=== THE TASK ===
Find the lines holding "Funktion" and copy them.

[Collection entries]
** Begin **

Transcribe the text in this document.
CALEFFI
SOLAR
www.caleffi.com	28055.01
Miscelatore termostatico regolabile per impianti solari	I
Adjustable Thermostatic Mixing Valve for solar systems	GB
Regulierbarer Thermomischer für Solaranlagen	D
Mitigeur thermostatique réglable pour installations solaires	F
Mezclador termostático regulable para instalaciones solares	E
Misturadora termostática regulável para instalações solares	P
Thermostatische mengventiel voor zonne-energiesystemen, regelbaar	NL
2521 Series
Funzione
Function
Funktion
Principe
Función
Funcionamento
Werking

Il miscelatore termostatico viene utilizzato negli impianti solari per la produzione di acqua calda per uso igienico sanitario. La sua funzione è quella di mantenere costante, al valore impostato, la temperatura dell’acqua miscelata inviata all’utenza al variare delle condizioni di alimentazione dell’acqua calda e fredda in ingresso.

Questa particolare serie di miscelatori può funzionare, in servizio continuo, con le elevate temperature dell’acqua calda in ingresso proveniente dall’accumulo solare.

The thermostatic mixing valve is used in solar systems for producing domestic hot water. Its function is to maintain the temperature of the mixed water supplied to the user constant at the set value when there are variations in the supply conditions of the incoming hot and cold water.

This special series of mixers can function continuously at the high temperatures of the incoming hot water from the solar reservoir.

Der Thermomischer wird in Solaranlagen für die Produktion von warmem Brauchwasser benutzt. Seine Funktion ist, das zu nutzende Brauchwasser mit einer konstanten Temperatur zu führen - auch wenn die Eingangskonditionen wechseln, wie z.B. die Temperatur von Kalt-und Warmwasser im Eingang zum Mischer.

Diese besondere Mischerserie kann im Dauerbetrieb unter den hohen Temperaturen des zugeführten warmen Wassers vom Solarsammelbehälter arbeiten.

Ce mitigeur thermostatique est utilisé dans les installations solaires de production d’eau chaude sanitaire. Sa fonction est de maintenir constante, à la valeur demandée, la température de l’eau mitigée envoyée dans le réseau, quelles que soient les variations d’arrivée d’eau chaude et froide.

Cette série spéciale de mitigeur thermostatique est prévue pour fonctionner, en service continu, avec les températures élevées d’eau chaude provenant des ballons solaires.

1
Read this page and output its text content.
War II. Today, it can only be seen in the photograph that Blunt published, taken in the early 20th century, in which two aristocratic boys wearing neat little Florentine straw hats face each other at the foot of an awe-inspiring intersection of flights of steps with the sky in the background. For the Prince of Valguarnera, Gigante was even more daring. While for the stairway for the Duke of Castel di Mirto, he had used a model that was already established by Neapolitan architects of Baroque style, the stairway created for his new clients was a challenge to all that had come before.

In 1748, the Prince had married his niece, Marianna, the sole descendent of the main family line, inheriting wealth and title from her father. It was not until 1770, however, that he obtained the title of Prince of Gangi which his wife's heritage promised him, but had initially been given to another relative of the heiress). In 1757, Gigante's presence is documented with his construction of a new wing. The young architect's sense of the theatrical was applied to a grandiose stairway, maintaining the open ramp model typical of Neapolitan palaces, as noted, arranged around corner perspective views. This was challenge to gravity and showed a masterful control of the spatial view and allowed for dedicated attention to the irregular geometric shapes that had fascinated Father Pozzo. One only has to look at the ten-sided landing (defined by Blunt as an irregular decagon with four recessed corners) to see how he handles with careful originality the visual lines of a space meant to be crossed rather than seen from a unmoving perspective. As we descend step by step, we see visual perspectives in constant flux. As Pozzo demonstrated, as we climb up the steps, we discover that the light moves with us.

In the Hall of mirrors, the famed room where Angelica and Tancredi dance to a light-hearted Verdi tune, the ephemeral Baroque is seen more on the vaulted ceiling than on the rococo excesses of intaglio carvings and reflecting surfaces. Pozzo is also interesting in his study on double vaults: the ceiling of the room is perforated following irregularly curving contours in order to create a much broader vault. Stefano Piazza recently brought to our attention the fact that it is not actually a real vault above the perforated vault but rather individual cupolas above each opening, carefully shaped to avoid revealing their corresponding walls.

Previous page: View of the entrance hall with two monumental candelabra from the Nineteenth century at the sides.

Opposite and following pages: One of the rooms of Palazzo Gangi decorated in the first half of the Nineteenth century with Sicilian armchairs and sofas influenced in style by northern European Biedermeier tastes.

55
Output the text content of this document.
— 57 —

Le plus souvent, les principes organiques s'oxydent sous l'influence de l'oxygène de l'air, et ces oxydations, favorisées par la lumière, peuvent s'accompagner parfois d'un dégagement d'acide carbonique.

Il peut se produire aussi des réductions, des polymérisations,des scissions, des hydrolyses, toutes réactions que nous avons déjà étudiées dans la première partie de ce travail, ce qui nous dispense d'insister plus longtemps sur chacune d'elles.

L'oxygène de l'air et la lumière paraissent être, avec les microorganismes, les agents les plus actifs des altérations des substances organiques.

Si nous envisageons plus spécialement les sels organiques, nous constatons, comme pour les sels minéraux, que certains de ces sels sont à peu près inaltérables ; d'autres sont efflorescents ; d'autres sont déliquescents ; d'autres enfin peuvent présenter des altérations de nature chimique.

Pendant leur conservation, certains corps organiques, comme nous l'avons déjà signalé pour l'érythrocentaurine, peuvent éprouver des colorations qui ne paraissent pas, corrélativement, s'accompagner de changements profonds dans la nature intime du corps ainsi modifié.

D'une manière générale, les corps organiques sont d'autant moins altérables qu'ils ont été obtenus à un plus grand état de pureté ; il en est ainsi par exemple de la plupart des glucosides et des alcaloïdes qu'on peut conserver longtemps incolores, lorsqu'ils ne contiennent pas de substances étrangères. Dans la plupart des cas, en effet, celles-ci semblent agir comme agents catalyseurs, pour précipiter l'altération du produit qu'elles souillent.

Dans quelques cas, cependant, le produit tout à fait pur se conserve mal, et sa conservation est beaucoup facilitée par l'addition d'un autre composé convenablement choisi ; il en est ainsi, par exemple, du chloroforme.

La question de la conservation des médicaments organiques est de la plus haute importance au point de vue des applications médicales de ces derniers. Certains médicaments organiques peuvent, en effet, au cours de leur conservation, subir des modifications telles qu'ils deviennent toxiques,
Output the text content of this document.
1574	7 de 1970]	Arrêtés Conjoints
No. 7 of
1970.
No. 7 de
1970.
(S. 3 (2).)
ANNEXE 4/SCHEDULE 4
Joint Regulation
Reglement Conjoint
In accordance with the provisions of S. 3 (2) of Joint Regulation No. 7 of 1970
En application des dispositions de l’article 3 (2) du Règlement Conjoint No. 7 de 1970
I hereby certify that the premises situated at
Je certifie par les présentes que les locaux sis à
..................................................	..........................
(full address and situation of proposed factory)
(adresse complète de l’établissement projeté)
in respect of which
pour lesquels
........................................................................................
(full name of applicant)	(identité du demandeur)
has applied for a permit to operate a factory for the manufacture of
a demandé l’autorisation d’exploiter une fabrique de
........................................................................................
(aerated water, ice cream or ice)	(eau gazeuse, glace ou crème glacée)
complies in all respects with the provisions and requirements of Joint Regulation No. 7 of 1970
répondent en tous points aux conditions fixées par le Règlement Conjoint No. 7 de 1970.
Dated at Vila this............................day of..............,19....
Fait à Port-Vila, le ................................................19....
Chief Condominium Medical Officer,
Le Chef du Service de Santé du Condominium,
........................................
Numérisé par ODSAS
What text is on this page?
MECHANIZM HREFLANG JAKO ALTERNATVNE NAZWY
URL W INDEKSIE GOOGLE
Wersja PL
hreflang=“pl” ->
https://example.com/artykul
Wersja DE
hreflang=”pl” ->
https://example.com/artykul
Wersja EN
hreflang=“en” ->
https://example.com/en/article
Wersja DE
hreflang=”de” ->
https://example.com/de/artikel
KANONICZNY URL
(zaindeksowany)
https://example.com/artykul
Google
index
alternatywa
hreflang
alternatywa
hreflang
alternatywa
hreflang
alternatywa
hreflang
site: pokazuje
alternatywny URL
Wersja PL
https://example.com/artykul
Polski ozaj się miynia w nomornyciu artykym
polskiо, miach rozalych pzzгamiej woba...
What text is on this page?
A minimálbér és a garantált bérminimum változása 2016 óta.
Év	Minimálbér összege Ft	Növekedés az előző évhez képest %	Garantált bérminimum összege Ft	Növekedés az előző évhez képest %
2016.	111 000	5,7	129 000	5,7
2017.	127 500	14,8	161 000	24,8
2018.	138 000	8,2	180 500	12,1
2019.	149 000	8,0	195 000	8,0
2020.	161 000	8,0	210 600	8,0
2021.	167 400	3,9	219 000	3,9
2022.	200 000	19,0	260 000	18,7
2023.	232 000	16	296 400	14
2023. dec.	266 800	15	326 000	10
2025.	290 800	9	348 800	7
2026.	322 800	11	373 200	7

** End **

=== EXERCISE RESPONSE ===
Funktion
Der Thermomischer wird in Solaranlagen für die Produktion von warmem Brauchwasser benutzt. Seine Funktion ist, das zu nutzende Brauchwasser mit einer konstanten Temperatur zu führen - auch wenn die Eingangskonditionen wechseln, wie z.B. die Temperatur von Kalt-und Warmwasser im Eingang zum Mischer.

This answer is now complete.